### Given task
Write down each entry again, exactly as it reads.

### Exercise material
◆ ◆ ◆ ◆ ◆ ◆ ◆
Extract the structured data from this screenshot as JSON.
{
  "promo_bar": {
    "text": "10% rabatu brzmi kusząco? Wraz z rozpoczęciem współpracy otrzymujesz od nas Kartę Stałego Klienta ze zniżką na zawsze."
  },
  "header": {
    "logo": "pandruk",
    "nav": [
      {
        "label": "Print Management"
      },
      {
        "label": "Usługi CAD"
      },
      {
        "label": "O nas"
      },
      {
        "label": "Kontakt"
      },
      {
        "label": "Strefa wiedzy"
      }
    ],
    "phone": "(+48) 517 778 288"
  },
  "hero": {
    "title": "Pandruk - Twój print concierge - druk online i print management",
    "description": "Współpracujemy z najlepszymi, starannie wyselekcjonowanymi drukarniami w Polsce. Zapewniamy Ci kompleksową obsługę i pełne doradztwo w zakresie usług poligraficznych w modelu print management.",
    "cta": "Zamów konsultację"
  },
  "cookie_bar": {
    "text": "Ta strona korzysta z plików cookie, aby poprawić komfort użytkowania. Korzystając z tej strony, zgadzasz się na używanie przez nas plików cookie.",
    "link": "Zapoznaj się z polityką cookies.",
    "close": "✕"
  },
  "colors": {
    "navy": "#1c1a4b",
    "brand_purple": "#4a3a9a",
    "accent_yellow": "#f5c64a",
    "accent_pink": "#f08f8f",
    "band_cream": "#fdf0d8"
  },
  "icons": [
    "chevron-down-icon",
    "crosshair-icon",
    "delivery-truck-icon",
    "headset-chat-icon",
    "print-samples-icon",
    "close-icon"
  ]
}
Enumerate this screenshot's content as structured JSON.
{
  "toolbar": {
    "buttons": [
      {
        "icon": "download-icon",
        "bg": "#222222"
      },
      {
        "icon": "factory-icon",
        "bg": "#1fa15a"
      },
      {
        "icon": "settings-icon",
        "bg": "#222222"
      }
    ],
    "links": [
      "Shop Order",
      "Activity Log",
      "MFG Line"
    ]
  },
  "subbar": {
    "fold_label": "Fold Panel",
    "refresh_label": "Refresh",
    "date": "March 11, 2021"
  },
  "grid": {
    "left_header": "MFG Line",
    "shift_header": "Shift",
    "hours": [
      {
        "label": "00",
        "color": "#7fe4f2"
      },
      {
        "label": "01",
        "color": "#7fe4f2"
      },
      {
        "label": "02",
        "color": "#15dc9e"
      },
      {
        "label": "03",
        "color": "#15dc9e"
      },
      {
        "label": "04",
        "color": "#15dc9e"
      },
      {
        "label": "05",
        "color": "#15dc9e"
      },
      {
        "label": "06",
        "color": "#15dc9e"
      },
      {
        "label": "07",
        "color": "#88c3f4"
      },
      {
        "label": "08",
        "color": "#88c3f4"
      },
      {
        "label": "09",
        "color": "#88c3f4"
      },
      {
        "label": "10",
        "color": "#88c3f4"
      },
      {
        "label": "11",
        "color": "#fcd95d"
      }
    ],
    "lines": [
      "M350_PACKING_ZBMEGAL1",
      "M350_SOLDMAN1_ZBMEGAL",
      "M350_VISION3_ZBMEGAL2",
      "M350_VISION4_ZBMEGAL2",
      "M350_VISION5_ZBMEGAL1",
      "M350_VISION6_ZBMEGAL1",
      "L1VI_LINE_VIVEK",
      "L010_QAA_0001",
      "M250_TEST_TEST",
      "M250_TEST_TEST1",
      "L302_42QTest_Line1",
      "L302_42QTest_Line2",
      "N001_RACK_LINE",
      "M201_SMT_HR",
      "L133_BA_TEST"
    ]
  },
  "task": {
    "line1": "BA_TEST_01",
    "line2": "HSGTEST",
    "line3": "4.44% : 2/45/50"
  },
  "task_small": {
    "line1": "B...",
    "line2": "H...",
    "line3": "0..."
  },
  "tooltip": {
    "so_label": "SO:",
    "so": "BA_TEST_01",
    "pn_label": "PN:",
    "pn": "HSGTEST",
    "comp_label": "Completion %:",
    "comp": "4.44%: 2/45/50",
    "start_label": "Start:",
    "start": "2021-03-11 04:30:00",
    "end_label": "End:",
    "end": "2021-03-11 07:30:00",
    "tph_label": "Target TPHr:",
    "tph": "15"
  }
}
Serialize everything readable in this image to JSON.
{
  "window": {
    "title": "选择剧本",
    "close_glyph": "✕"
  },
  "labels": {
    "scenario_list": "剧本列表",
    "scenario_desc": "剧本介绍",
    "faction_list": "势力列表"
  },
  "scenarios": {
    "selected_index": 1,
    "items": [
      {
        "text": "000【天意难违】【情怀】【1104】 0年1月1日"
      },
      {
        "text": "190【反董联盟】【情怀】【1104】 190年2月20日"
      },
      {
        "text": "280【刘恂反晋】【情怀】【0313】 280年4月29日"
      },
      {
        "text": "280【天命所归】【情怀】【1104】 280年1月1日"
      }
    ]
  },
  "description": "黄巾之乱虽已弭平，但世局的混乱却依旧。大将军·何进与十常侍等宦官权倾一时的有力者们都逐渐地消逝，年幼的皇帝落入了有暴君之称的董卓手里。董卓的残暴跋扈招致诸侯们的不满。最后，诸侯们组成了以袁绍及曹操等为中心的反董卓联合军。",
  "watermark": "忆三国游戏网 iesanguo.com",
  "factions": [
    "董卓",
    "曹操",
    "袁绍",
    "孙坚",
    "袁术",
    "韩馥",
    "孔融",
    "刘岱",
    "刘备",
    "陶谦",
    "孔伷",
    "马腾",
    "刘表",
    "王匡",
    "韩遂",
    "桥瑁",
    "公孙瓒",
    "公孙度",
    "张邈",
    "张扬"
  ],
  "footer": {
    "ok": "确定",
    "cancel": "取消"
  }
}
◆ ◆ ◆ ◆ ◆ ◆ ◆
### The answer
Extract the structured data from this screenshot as JSON.
{
  "promo_bar": {
    "text": "10% rabatu brzmi kusząco? Wraz z rozpoczęciem współpracy otrzymujesz od nas Kartę Stałego Klienta ze zniżką na zawsze."
  },
  "header": {
    "logo": "pandruk",
    "nav": [
      {
        "label": "Print Management"
      },
      {
        "label": "Usługi CAD"
      },
      {
        "label": "O nas"
      },
      {
        "label": "Kontakt"
      },
      {
        "label": "Strefa wiedzy"
      }
    ],
    "phone": "(+48) 517 778 288"
  },
  "hero": {
    "title": "Pandruk - Twój print concierge - druk online i print management",
    "description": "Współpracujemy z najlepszymi, starannie wyselekcjonowanymi drukarniami w Polsce. Zapewniamy Ci kompleksową obsługę i pełne doradztwo w zakresie usług poligraficznych w modelu print management.",
    "cta": "Zamów konsultację"
  },
  "cookie_bar": {
    "text": "Ta strona korzysta z plików cookie, aby poprawić komfort użytkowania. Korzystając z tej strony, zgadzasz się na używanie przez nas plików cookie.",
    "link": "Zapoznaj się z polityką cookies.",
    "close": "✕"
  },
  "colors": {
    "navy": "#1c1a4b",
    "brand_purple": "#4a3a9a",
    "accent_yellow": "#f5c64a",
    "accent_pink": "#f08f8f",
    "band_cream": "#fdf0d8"
  },
  "icons": [
    "chevron-down-icon",
    "crosshair-icon",
    "delivery-truck-icon",
    "headset-chat-icon",
    "print-samples-icon",
    "close-icon"
  ]
}
Enumerate this screenshot's content as structured JSON.
{
  "toolbar": {
    "buttons": [
      {
        "icon": "download-icon",
        "bg": "#222222"
      },
      {
        "icon": "factory-icon",
        "bg": "#1fa15a"
      },
      {
        "icon": "settings-icon",
        "bg": "#222222"
      }
    ],
    "links": [
      "Shop Order",
      "Activity Log",
      "MFG Line"
    ]
  },
  "subbar": {
    "fold_label": "Fold Panel",
    "refresh_label": "Refresh",
    "date": "March 11, 2021"
  },
  "grid": {
    "left_header": "MFG Line",
    "shift_header": "Shift",
    "hours": [
      {
        "label": "00",
        "color": "#7fe4f2"
      },
      {
        "label": "01",
        "color": "#7fe4f2"
      },
      {
        "label": "02",
        "color": "#15dc9e"
      },
      {
        "label": "03",
        "color": "#15dc9e"
      },
      {
        "label": "04",
        "color": "#15dc9e"
      },
      {
        "label": "05",
        "color": "#15dc9e"
      },
      {
        "label": "06",
        "color": "#15dc9e"
      },
      {
        "label": "07",
        "color": "#88c3f4"
      },
      {
        "label": "08",
        "color": "#88c3f4"
      },
      {
        "label": "09",
        "color": "#88c3f4"
      },
      {
        "label": "10",
        "color": "#88c3f4"
      },
      {
        "label": "11",
        "color": "#fcd95d"
      }
    ],
    "lines": [
      "M350_PACKING_ZBMEGAL1",
      "M350_SOLDMAN1_ZBMEGAL",
      "M350_VISION3_ZBMEGAL2",
      "M350_VISION4_ZBMEGAL2",
      "M350_VISION5_ZBMEGAL1",
      "M350_VISION6_ZBMEGAL1",
      "L1VI_LINE_VIVEK",
      "L010_QAA_0001",
      "M250_TEST_TEST",
      "M250_TEST_TEST1",
      "L302_42QTest_Line1",
      "L302_42QTest_Line2",
      "N001_RACK_LINE",
      "M201_SMT_HR",
      "L133_BA_TEST"
    ]
  },
  "task": {
    "line1": "BA_TEST_01",
    "line2": "HSGTEST",
    "line3": "4.44% : 2/45/50"
  },
  "task_small": {
    "line1": "B...",
    "line2": "H...",
    "line3": "0..."
  },
  "tooltip": {
    "so_label": "SO:",
    "so": "BA_TEST_01",
    "pn_label": "PN:",
    "pn": "HSGTEST",
    "comp_label": "Completion %:",
    "comp": "4.44%: 2/45/50",
    "start_label": "Start:",
    "start": "2021-03-11 04:30:00",
    "end_label": "End:",
    "end": "2021-03-11 07:30:00",
    "tph_label": "Target TPHr:",
    "tph": "15"
  }
}
Serialize everything readable in this image to JSON.
{
  "window": {
    "title": "选择剧本",
    "close_glyph": "✕"
  },
  "labels": {
    "scenario_list": "剧本列表",
    "scenario_desc": "剧本介绍",
    "faction_list": "势力列表"
  },
  "scenarios": {
    "selected_index": 1,
    "items": [
      {
        "text": "000【天意难违】【情怀】【1104】 0年1月1日"
      },
      {
        "text": "190【反董联盟】【情怀】【1104】 190年2月20日"
      },
      {
        "text": "280【刘恂反晋】【情怀】【0313】 280年4月29日"
      },
      {
        "text": "280【天命所归】【情怀】【1104】 280年1月1日"
      }
    ]
  },
  "description": "黄巾之乱虽已弭平，但世局的混乱却依旧。大将军·何进与十常侍等宦官权倾一时的有力者们都逐渐地消逝，年幼的皇帝落入了有暴君之称的董卓手里。董卓的残暴跋扈招致诸侯们的不满。最后，诸侯们组成了以袁绍及曹操等为中心的反董卓联合军。",
  "watermark": "忆三国游戏网 iesanguo.com",
  "factions": [
    "董卓",
    "曹操",
    "袁绍",
    "孙坚",
    "袁术",
    "韩馥",
    "孔融",
    "刘岱",
    "刘备",
    "陶谦",
    "孔伷",
    "马腾",
    "刘表",
    "王匡",
    "韩遂",
    "桥瑁",
    "公孙瓒",
    "公孙度",
    "张邈",
    "张扬"
  ],
  "footer": {
    "ok": "确定",
    "cancel": "取消"
  }
}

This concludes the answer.